- Written instruction: Copy the material from the line that has "List all visible" through the line that has "Text: 2－φ7.8: 2－φ7.8 [455,449,496,462]", swapping "Wedge shape" for "Sector shape" and leaving everything else unchanged. Leave out the pictures.

- Data shown:
▬▬▬

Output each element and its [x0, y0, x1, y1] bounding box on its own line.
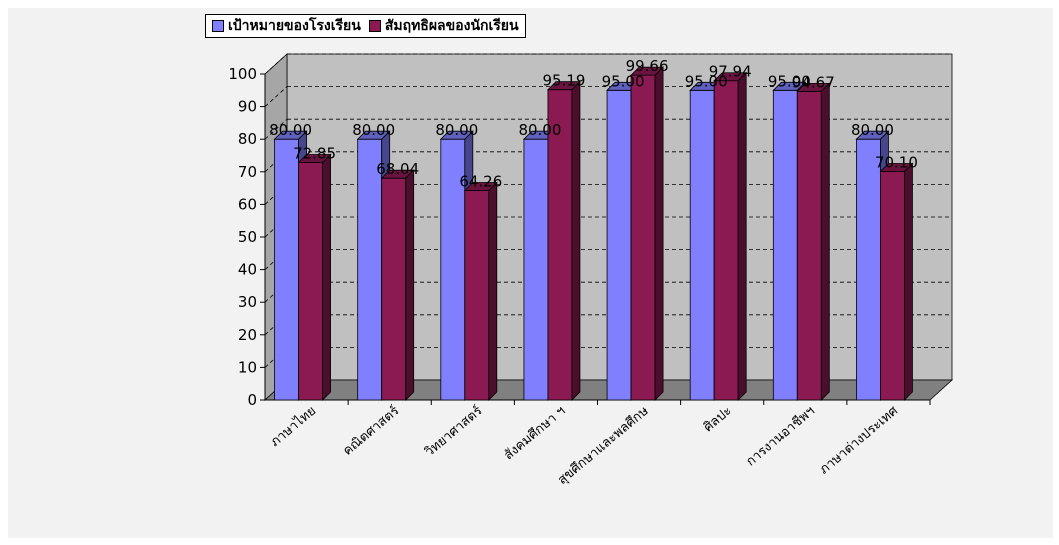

▬▬▬

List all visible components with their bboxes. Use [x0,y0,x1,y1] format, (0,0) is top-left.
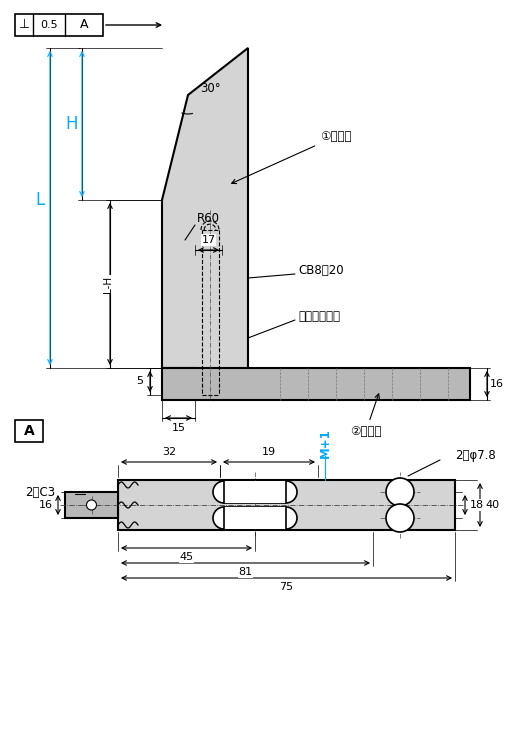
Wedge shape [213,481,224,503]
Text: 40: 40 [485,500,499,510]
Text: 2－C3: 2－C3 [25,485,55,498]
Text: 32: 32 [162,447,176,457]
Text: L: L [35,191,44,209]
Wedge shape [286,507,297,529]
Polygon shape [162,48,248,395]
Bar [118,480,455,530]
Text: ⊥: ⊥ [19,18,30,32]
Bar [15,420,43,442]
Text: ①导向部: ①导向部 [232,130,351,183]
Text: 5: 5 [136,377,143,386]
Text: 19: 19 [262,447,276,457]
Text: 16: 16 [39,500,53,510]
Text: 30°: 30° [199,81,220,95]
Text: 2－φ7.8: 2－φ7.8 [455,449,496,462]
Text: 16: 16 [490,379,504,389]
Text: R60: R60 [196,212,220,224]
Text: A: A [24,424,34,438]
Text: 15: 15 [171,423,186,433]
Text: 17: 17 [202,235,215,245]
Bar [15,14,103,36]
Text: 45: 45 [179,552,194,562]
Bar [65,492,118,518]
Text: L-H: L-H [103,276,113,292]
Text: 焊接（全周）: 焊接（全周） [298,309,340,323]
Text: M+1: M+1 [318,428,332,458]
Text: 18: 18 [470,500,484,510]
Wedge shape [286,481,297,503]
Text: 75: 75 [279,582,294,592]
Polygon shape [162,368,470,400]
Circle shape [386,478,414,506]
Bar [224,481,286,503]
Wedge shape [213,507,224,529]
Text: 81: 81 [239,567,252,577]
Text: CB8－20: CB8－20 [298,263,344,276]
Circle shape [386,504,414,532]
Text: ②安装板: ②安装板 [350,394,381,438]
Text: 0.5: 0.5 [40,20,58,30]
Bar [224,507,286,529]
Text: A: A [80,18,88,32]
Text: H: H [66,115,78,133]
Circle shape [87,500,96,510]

▬▬▬

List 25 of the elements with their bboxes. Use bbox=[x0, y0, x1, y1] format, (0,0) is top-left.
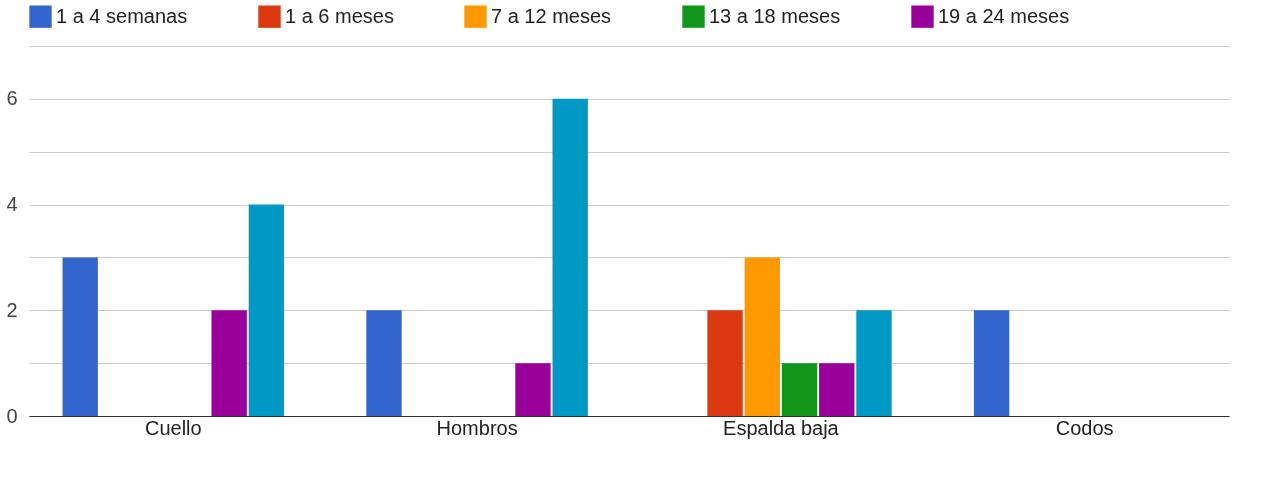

▬▬▬

- Result of the exercise:
List all visible components with their bboxes. Use [x0,y0,x1,y1] format, (0,0) is top-left.
Sector shape [213,481,224,503]
Text: 40: 40 [485,500,499,510]
Text: 2－C3: 2－C3 [25,485,55,498]
Text: 32: 32 [162,447,176,457]
Text: L: L [35,191,44,209]
Sector shape [286,507,297,529]
Polygon shape [162,48,248,395]
Bar [118,480,455,530]
Text: ⊥: ⊥ [19,18,30,32]
Bar [15,420,43,442]
Text: ①导向部: ①导向部 [232,130,351,183]
Text: 5: 5 [136,377,143,386]
Text: 19: 19 [262,447,276,457]
Text: 16: 16 [39,500,53,510]
Text: 30°: 30° [199,81,220,95]
Text: 2－φ7.8: 2－φ7.8 [455,449,496,462]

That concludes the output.